> **WHAT THE TASK REQUIRES**:
Every record below should be transcribed exactly. Omit the images.

> **RECORDS FOR THE TASK**:
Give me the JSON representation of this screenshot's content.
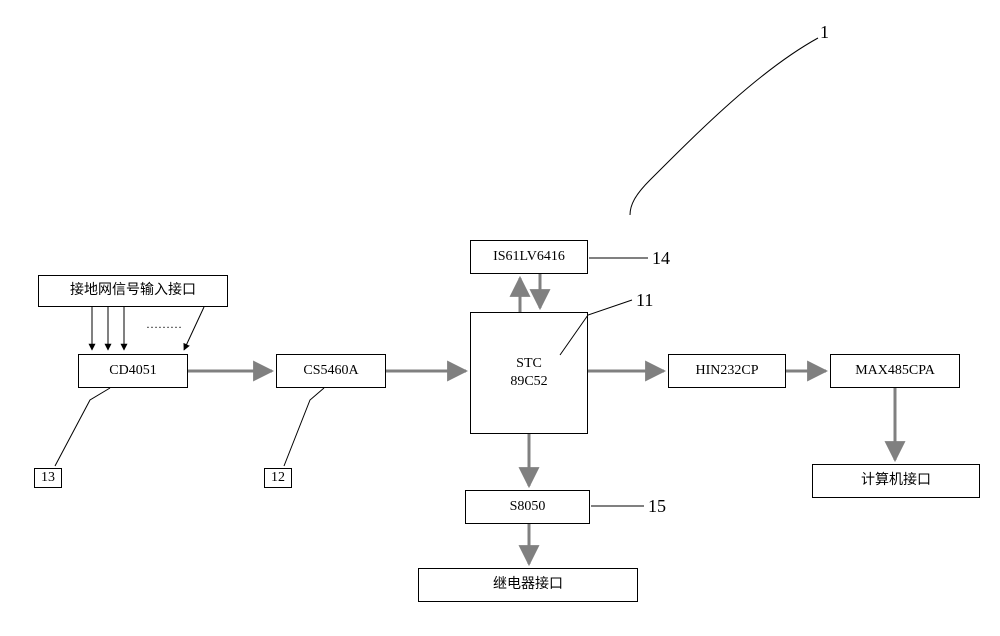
{
  "blocks": {
    "input_if": "接地网信号输入接口",
    "cd4051": "CD4051",
    "cs5460a": "CS5460A",
    "stc": "STC\n89C52",
    "is61": "IS61LV6416",
    "s8050": "S8050",
    "hin232": "HIN232CP",
    "max485": "MAX485CPA",
    "computer_if": "计算机接口",
    "relay_if": "继电器接口"
  },
  "callouts": {
    "one": "1",
    "r11": "11",
    "r12": "12",
    "r13": "13",
    "r14": "14",
    "r15": "15"
  }
}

> **EXERCISE RESPONSE**:
Give me the JSON representation of this screenshot's content.
{
  "blocks": {
    "input_if": "接地网信号输入接口",
    "cd4051": "CD4051",
    "cs5460a": "CS5460A",
    "stc": "STC\n89C52",
    "is61": "IS61LV6416",
    "s8050": "S8050",
    "hin232": "HIN232CP",
    "max485": "MAX485CPA",
    "computer_if": "计算机接口",
    "relay_if": "继电器接口"
  },
  "callouts": {
    "one": "1",
    "r11": "11",
    "r12": "12",
    "r13": "13",
    "r14": "14",
    "r15": "15"
  }
}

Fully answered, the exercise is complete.